#### WHAT THE TASK REQUIRES
Take the data that follows and retype it word for word.

(Saved entries)
##############################
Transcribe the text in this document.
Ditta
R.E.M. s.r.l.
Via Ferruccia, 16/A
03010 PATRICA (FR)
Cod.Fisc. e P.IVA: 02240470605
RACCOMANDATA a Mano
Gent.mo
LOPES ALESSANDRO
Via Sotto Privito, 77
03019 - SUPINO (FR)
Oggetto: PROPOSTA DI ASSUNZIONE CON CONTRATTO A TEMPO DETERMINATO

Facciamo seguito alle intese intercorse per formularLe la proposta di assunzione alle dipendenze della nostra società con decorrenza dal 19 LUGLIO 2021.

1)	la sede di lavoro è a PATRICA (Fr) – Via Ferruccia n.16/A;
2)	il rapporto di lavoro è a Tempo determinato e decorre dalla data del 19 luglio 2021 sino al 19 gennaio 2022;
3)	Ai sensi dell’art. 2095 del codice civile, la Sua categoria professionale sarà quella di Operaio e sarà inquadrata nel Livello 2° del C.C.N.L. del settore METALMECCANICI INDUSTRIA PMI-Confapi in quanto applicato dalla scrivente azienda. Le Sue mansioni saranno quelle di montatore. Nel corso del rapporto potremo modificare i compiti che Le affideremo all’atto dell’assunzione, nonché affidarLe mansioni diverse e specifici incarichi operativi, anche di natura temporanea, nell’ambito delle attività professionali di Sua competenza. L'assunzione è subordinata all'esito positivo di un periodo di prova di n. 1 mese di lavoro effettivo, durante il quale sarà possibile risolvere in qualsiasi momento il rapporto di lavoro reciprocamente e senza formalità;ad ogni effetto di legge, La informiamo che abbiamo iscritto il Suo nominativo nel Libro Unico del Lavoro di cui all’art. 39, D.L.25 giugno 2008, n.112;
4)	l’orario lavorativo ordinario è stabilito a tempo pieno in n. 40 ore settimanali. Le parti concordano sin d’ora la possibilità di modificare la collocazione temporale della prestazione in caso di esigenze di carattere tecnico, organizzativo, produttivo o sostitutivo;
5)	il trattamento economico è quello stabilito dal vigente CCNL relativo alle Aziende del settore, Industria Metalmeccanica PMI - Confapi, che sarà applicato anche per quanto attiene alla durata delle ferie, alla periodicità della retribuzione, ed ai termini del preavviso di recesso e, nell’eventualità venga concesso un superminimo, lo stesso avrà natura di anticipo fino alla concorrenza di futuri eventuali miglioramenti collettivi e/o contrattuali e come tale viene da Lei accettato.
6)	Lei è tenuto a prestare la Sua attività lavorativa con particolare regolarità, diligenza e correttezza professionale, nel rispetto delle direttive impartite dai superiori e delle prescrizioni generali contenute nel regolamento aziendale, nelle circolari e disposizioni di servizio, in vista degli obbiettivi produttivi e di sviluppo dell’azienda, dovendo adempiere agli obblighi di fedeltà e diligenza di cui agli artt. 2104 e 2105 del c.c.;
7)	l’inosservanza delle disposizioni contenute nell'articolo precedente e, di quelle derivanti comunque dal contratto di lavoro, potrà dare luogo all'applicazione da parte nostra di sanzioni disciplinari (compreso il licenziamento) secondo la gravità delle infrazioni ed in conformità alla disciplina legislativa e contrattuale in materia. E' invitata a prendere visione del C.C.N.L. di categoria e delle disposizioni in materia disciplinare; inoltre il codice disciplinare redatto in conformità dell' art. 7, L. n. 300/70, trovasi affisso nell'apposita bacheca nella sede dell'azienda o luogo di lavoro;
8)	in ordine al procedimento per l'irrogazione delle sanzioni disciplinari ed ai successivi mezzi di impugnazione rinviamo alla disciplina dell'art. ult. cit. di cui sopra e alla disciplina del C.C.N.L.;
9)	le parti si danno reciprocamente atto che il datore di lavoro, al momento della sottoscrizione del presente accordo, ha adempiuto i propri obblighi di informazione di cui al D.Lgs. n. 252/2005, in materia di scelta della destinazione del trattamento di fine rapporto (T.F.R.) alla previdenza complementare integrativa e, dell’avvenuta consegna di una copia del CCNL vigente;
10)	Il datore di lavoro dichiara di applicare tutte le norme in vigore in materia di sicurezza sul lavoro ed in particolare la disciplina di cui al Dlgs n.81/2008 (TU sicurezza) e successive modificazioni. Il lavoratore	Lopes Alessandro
##############################
#### RESPONSE FOR THIS EXERCISE
Transcribe the text in this document.
Ditta
R.E.M. s.r.l.
Via Ferruccia, 16/A
03010 PATRICA (FR)
Cod.Fisc. e P.IVA: 02240470605
RACCOMANDATA a Mano
Gent.mo
LOPES ALESSANDRO
Via Sotto Privito, 77
03019 - SUPINO (FR)
Oggetto: PROPOSTA DI ASSUNZIONE CON CONTRATTO A TEMPO DETERMINATO

Facciamo seguito alle intese intercorse per formularLe la proposta di assunzione alle dipendenze della nostra società con decorrenza dal 19 LUGLIO 2021.

1)	la sede di lavoro è a PATRICA (Fr) – Via Ferruccia n.16/A;
2)	il rapporto di lavoro è a Tempo determinato e decorre dalla data del 19 luglio 2021 sino al 19 gennaio 2022;
3)	Ai sensi dell’art. 2095 del codice civile, la Sua categoria professionale sarà quella di Operaio e sarà inquadrata nel Livello 2° del C.C.N.L. del settore METALMECCANICI INDUSTRIA PMI-Confapi in quanto applicato dalla scrivente azienda. Le Sue mansioni saranno quelle di montatore. Nel corso del rapporto potremo modificare i compiti che Le affideremo all’atto dell’assunzione, nonché affidarLe mansioni diverse e specifici incarichi operativi, anche di natura temporanea, nell’ambito delle attività professionali di Sua competenza. L'assunzione è subordinata all'esito positivo di un periodo di prova di n. 1 mese di lavoro effettivo, durante il quale sarà possibile risolvere in qualsiasi momento il rapporto di lavoro reciprocamente e senza formalità;ad ogni effetto di legge, La informiamo che abbiamo iscritto il Suo nominativo nel Libro Unico del Lavoro di cui all’art. 39, D.L.25 giugno 2008, n.112;
4)	l’orario lavorativo ordinario è stabilito a tempo pieno in n. 40 ore settimanali. Le parti concordano sin d’ora la possibilità di modificare la collocazione temporale della prestazione in caso di esigenze di carattere tecnico, organizzativo, produttivo o sostitutivo;
5)	il trattamento economico è quello stabilito dal vigente CCNL relativo alle Aziende del settore, Industria Metalmeccanica PMI - Confapi, che sarà applicato anche per quanto attiene alla durata delle ferie, alla periodicità della retribuzione, ed ai termini del preavviso di recesso e, nell’eventualità venga concesso un superminimo, lo stesso avrà natura di anticipo fino alla concorrenza di futuri eventuali miglioramenti collettivi e/o contrattuali e come tale viene da Lei accettato.
6)	Lei è tenuto a prestare la Sua attività lavorativa con particolare regolarità, diligenza e correttezza professionale, nel rispetto delle direttive impartite dai superiori e delle prescrizioni generali contenute nel regolamento aziendale, nelle circolari e disposizioni di servizio, in vista degli obbiettivi produttivi e di sviluppo dell’azienda, dovendo adempiere agli obblighi di fedeltà e diligenza di cui agli artt. 2104 e 2105 del c.c.;
7)	l’inosservanza delle disposizioni contenute nell'articolo precedente e, di quelle derivanti comunque dal contratto di lavoro, potrà dare luogo all'applicazione da parte nostra di sanzioni disciplinari (compreso il licenziamento) secondo la gravità delle infrazioni ed in conformità alla disciplina legislativa e contrattuale in materia. E' invitata a prendere visione del C.C.N.L. di categoria e delle disposizioni in materia disciplinare; inoltre il codice disciplinare redatto in conformità dell' art. 7, L. n. 300/70, trovasi affisso nell'apposita bacheca nella sede dell'azienda o luogo di lavoro;
8)	in ordine al procedimento per l'irrogazione delle sanzioni disciplinari ed ai successivi mezzi di impugnazione rinviamo alla disciplina dell'art. ult. cit. di cui sopra e alla disciplina del C.C.N.L.;
9)	le parti si danno reciprocamente atto che il datore di lavoro, al momento della sottoscrizione del presente accordo, ha adempiuto i propri obblighi di informazione di cui al D.Lgs. n. 252/2005, in materia di scelta della destinazione del trattamento di fine rapporto (T.F.R.) alla previdenza complementare integrativa e, dell’avvenuta consegna di una copia del CCNL vigente;
10)	Il datore di lavoro dichiara di applicare tutte le norme in vigore in materia di sicurezza sul lavoro ed in particolare la disciplina di cui al Dlgs n.81/2008 (TU sicurezza) e successive modificazioni. Il lavoratore	Lopes Alessandro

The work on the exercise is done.